Set problem: Show all lines holding "insurance".

╭─ Material supplied

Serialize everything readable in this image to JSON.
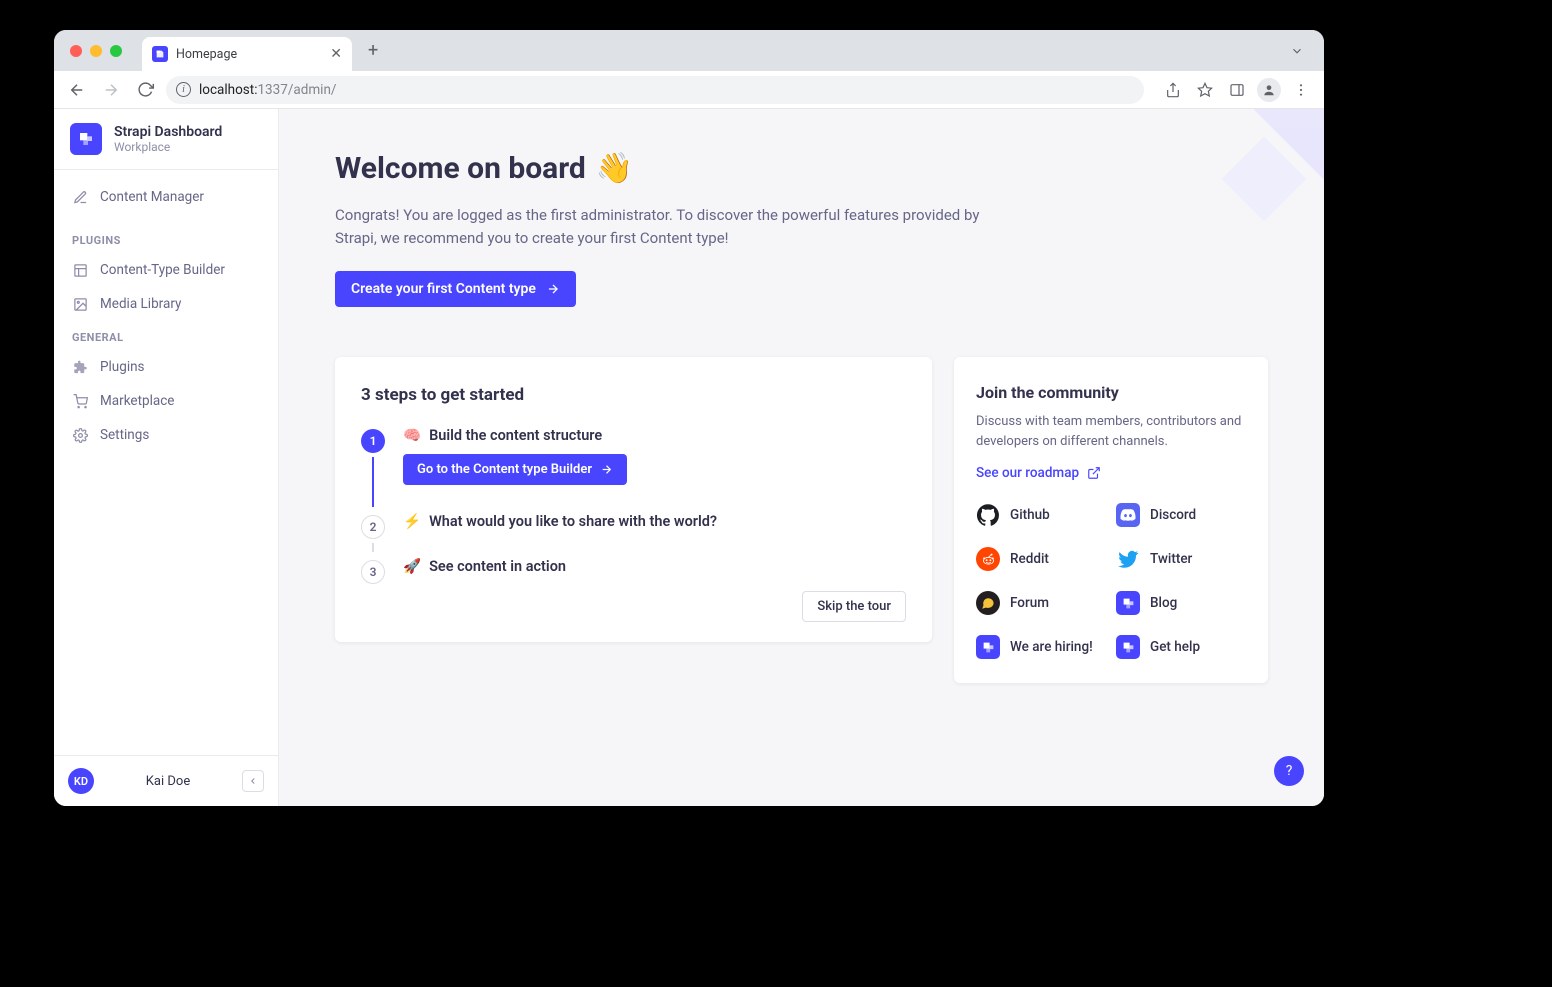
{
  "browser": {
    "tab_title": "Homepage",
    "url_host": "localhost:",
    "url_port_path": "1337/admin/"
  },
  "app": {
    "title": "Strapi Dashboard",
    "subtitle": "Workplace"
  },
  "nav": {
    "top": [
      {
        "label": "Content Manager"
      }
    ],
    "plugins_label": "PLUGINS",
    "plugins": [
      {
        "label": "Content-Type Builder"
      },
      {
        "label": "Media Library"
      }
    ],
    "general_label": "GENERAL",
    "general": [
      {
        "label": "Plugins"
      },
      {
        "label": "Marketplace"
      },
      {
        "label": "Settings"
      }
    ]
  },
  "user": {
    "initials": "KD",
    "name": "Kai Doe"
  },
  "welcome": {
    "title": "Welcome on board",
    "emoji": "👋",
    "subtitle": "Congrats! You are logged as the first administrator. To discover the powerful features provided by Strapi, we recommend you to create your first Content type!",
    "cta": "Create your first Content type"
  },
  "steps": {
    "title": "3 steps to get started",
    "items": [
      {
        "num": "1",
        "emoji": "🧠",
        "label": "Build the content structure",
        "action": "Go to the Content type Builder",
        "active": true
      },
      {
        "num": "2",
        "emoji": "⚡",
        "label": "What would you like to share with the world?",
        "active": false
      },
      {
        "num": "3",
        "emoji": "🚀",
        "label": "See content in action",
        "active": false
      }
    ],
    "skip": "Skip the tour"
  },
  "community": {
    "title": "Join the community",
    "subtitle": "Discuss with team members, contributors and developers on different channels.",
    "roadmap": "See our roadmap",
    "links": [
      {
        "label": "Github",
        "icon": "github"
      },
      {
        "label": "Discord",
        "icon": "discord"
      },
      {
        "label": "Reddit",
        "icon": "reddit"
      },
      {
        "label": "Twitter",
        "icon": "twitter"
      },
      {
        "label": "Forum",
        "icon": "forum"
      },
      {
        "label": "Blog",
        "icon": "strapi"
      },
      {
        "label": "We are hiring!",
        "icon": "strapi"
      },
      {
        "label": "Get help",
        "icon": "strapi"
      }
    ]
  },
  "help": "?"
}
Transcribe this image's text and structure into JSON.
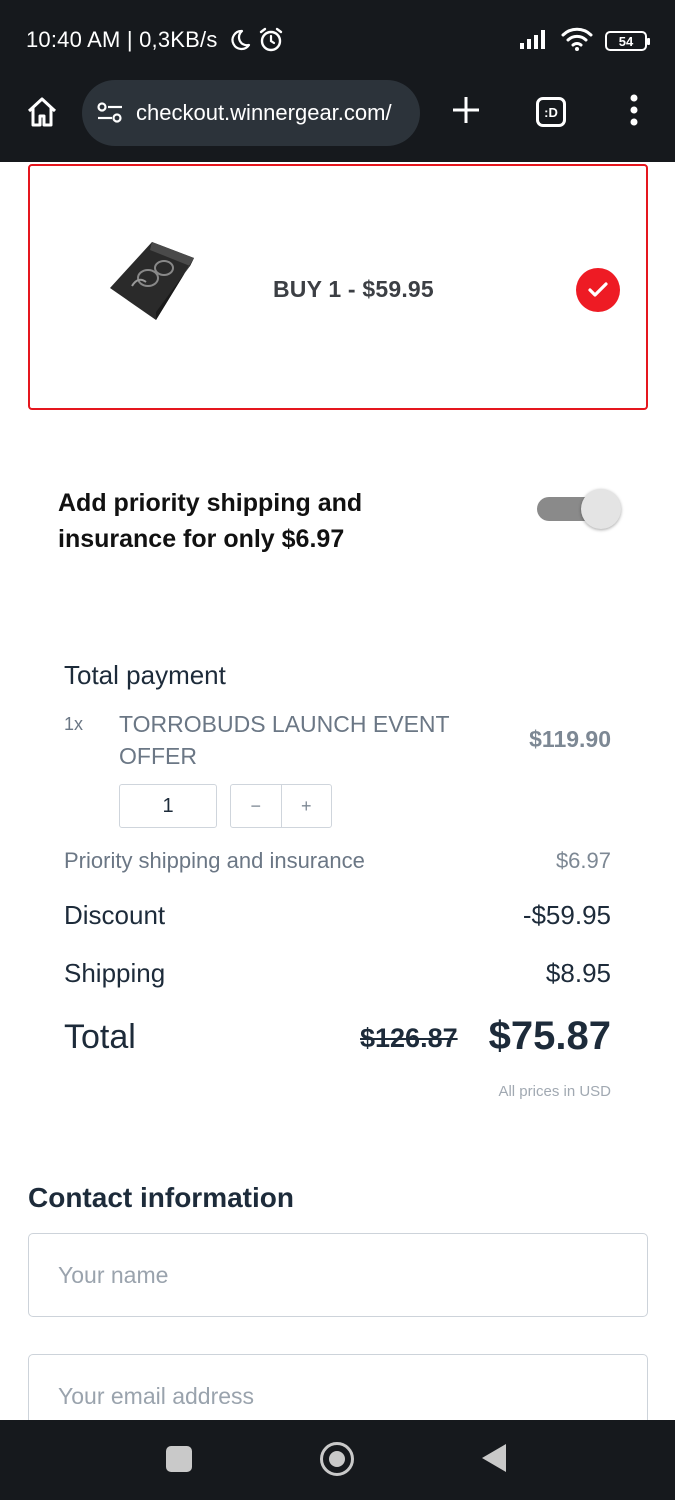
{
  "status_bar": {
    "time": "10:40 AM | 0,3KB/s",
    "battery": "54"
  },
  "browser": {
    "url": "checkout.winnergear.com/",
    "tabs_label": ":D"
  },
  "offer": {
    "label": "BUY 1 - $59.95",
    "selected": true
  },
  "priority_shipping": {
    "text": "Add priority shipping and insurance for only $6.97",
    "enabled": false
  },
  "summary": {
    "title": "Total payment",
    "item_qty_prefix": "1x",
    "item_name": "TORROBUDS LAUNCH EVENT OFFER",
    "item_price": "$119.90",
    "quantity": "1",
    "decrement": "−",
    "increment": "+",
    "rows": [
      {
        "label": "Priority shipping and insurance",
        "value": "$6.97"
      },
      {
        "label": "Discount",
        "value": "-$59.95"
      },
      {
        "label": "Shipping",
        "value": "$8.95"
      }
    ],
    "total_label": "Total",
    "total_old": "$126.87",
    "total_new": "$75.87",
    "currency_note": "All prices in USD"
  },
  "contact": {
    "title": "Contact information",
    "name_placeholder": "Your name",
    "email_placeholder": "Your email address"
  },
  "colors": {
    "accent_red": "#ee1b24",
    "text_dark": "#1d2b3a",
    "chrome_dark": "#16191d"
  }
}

╰─
╭─ Material supplied

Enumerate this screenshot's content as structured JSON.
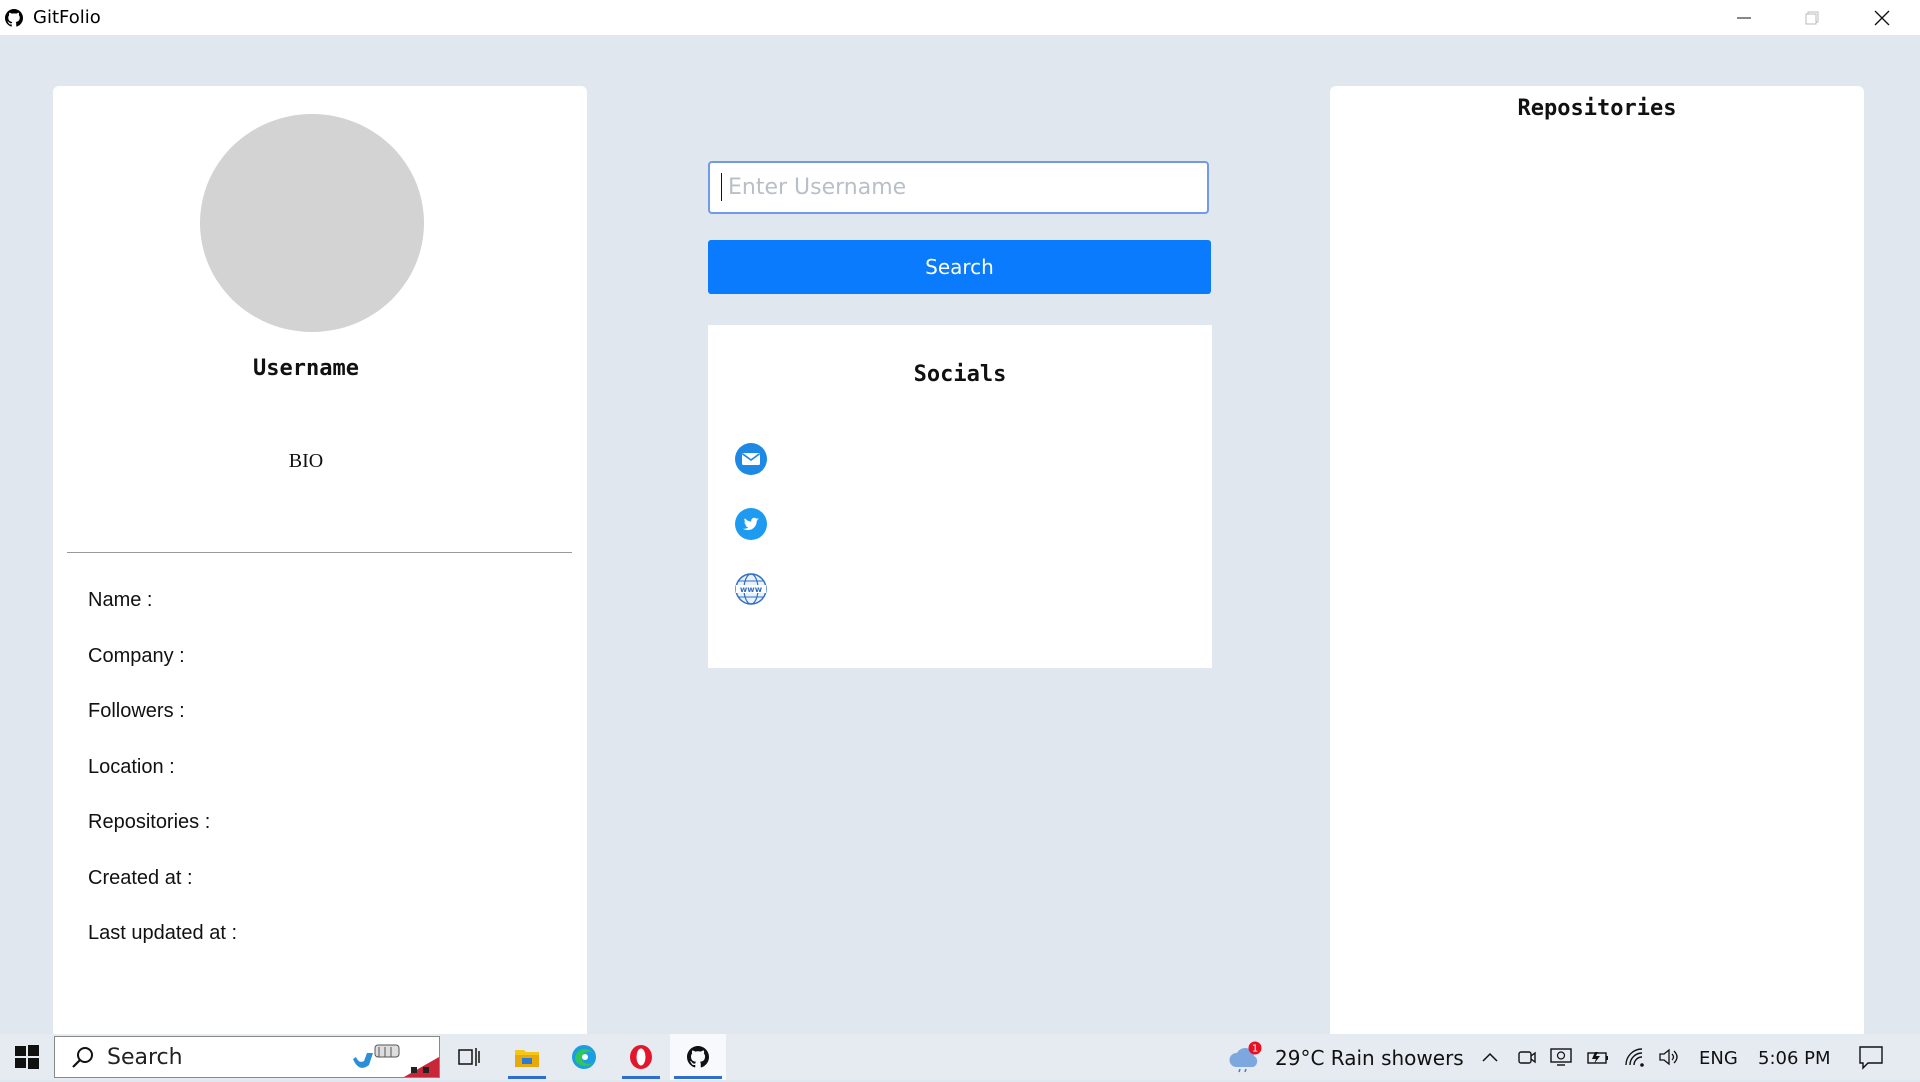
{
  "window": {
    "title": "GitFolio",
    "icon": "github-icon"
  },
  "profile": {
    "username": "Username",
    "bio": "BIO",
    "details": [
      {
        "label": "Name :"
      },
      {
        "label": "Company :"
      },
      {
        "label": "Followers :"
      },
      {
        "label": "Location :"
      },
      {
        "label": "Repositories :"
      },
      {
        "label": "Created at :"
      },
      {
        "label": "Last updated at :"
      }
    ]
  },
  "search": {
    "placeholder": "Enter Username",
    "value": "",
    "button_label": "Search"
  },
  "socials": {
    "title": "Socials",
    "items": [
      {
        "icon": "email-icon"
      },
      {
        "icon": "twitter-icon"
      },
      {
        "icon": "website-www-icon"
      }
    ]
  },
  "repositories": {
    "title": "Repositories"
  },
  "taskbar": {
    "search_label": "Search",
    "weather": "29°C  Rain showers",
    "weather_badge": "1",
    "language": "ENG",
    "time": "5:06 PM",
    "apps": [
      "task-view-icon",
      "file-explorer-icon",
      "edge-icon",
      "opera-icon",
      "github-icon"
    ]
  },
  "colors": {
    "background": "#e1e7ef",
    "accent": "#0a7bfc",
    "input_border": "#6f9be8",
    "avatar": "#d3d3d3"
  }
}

╰─

Reply:
    "text": "Add priority shipping and insurance for only $6.97",
        "label": "Priority shipping and insurance",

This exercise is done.